*DATA FOR THIS EXERCISE*
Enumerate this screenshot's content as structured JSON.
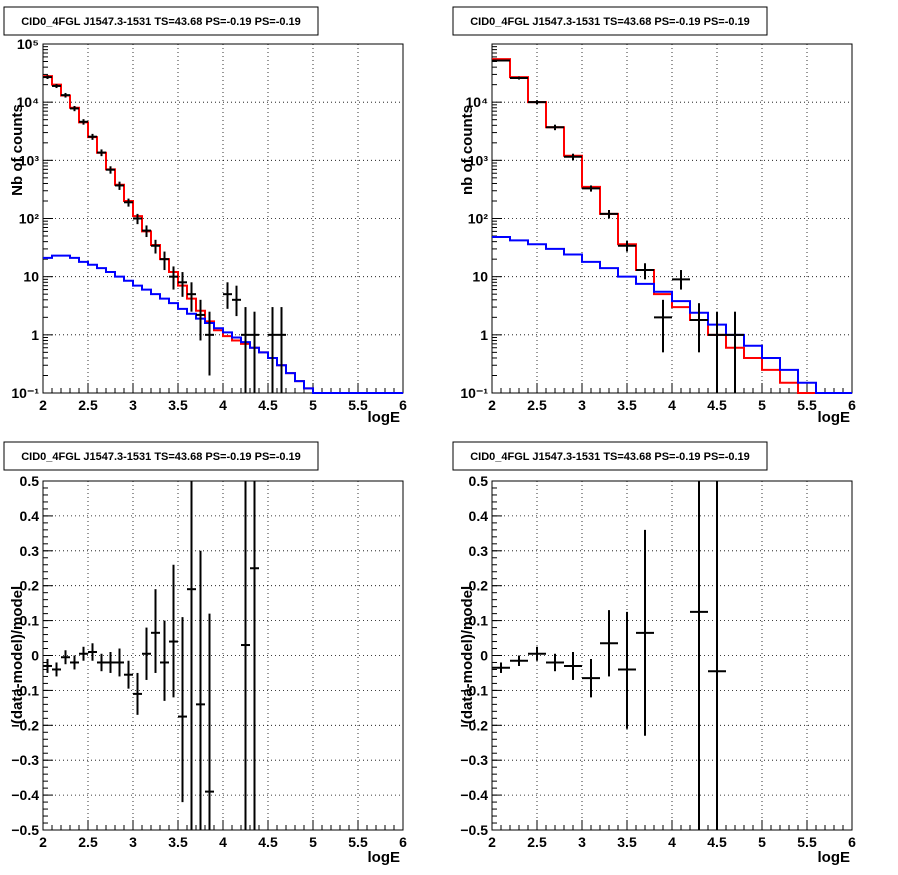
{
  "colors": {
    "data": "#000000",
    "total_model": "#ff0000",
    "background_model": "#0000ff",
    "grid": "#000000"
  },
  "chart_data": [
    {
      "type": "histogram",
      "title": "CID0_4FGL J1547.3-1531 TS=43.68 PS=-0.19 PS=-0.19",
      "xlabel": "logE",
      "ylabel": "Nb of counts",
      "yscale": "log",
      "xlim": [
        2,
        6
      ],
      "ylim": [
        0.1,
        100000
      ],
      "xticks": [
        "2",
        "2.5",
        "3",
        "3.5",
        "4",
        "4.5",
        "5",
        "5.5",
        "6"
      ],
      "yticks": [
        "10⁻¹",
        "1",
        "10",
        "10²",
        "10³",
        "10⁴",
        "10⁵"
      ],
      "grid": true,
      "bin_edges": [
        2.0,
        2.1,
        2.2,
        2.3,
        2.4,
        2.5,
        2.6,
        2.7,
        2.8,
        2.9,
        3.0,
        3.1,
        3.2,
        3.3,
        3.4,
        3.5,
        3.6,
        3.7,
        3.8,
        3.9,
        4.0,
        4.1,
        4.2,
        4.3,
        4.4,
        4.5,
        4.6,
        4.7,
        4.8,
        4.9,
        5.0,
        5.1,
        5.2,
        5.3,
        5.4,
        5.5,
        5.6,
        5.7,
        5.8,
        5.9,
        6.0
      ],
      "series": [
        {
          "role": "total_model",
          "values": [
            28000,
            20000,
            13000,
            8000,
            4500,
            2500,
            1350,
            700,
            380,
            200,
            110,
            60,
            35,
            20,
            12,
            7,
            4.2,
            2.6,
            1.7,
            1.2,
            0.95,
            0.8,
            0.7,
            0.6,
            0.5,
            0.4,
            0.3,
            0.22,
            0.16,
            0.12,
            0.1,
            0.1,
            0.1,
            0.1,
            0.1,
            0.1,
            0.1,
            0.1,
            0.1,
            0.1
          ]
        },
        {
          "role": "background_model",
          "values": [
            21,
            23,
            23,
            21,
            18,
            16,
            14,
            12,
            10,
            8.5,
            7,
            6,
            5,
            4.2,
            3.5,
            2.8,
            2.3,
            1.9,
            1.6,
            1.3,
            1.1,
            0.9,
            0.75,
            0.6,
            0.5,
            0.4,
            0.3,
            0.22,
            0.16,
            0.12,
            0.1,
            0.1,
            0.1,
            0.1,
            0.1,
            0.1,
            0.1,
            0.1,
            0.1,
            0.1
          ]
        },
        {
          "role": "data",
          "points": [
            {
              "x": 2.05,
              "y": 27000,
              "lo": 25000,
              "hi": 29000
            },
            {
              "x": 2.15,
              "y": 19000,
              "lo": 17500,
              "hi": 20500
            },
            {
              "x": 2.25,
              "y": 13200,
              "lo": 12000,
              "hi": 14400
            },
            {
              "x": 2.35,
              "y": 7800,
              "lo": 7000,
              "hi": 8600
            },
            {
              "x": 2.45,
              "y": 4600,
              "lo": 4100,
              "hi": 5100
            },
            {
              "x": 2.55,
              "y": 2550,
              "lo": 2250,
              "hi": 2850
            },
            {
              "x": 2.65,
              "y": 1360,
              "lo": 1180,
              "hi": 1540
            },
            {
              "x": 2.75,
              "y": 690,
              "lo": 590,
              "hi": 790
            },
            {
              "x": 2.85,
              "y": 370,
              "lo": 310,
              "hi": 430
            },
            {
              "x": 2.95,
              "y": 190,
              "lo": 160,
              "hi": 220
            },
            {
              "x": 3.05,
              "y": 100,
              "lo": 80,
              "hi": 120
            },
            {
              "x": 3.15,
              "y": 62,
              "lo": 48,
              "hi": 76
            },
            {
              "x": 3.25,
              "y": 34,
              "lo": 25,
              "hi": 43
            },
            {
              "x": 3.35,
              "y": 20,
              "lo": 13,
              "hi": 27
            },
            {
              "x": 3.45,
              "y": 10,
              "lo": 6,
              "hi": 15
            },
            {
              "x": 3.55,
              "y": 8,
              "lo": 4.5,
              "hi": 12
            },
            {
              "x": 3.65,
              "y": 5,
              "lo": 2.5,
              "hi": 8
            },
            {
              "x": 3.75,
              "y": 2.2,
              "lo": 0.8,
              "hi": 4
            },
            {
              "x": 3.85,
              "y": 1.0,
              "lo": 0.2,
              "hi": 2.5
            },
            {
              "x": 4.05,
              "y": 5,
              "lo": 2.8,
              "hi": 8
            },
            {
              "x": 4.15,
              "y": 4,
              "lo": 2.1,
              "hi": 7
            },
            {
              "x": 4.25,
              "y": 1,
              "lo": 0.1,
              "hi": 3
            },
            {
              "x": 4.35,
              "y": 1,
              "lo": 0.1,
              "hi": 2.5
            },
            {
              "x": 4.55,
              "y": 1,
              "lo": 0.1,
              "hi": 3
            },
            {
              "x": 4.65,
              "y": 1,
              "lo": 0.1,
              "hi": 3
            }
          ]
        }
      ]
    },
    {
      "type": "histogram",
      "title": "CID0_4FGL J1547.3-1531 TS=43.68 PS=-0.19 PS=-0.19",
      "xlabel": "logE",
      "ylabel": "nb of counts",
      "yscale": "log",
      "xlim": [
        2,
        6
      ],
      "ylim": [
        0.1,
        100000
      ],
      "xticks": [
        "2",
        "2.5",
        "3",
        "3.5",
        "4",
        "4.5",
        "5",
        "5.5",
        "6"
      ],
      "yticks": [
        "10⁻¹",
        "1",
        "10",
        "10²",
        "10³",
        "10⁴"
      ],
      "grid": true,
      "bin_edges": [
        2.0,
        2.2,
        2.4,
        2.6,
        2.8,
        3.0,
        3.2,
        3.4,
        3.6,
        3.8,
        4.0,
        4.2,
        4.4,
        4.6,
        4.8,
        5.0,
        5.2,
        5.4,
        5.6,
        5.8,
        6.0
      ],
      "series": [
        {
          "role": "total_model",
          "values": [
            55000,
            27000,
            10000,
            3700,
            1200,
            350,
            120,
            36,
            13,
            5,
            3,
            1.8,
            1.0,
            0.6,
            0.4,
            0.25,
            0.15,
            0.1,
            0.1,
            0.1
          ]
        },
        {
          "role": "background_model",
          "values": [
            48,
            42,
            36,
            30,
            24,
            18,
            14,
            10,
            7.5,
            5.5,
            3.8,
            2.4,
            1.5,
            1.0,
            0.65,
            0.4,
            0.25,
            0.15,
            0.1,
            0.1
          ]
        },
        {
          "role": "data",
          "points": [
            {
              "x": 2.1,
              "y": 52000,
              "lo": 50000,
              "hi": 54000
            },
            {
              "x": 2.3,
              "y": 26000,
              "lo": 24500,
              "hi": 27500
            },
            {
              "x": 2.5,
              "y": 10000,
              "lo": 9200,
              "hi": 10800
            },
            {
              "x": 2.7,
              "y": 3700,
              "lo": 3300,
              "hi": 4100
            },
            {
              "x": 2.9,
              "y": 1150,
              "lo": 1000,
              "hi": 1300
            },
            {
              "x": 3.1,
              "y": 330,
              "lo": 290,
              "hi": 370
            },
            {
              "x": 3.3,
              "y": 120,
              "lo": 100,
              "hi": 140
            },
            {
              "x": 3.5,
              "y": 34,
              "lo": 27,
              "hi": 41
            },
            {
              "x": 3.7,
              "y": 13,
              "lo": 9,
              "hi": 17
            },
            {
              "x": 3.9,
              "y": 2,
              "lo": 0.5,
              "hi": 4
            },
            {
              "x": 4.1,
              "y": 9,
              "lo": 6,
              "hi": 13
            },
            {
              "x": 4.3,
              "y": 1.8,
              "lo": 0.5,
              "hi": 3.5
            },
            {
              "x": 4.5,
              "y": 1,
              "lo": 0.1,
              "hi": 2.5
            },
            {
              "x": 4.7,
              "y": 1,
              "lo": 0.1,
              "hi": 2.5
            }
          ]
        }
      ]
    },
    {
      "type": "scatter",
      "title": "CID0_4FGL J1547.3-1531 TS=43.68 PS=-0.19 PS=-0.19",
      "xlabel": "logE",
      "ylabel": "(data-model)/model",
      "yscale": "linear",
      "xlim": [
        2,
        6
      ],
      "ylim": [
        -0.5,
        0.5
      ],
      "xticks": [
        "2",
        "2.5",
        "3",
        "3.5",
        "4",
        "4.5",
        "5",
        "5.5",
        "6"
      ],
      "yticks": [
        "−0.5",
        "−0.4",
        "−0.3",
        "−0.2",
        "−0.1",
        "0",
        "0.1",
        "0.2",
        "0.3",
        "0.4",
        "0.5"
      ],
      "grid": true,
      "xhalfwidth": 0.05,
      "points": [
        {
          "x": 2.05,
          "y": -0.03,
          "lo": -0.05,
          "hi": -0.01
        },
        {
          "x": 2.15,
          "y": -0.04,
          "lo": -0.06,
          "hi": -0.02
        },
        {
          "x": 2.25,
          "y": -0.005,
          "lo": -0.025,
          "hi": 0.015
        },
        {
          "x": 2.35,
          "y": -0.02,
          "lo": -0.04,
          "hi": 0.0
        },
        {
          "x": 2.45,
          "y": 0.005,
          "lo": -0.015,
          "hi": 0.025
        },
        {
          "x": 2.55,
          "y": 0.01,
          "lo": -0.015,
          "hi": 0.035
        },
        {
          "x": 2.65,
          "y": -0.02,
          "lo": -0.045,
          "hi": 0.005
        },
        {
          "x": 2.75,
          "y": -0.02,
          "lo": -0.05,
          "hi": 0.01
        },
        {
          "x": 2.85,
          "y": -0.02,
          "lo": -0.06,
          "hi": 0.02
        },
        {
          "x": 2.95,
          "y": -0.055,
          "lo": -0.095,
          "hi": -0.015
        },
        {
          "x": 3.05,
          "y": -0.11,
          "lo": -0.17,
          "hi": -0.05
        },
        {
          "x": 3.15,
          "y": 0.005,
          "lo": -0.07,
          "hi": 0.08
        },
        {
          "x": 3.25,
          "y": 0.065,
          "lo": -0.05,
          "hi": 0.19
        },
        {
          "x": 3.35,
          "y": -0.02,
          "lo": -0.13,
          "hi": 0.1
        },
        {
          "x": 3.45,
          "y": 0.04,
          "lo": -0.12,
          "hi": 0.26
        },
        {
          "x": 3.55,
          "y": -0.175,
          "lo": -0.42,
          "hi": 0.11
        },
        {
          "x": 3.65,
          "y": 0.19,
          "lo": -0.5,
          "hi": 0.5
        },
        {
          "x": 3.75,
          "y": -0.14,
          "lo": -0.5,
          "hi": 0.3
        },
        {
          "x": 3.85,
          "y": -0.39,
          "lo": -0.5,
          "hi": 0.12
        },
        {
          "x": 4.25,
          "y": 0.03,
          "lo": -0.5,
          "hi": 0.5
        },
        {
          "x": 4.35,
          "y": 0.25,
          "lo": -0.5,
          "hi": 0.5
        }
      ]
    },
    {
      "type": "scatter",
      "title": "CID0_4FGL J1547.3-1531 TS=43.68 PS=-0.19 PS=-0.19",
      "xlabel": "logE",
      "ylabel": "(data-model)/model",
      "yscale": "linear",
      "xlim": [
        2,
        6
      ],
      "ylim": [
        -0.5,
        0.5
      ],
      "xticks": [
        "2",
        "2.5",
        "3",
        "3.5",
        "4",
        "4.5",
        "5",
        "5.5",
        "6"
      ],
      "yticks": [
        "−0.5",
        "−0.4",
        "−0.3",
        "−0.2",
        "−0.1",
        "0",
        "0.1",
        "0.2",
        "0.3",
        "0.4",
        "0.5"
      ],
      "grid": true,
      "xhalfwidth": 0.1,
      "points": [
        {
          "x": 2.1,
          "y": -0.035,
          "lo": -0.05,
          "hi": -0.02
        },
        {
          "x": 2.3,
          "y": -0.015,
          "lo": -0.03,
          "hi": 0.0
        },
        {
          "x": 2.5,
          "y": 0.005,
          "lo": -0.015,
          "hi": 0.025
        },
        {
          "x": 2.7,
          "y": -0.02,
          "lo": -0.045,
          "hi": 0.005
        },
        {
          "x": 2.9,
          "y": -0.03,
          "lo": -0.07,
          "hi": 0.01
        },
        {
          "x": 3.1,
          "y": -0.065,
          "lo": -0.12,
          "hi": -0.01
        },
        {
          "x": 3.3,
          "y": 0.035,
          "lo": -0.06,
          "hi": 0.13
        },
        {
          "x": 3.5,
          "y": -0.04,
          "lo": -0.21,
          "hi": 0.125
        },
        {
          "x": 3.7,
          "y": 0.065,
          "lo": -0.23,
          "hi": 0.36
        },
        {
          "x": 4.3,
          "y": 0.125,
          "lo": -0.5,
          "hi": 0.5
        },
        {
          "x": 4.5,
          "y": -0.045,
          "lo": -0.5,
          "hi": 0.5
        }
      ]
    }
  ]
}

*DIRECTIONS*
Keep only those lines of the records that hold "ylabel", and return them.

*SOLUTION FOR THIS TASK*
      "ylabel": "Nb of counts",
      "ylabel": "nb of counts",
      "ylabel": "(data-model)/model",
      "ylabel": "(data-model)/model",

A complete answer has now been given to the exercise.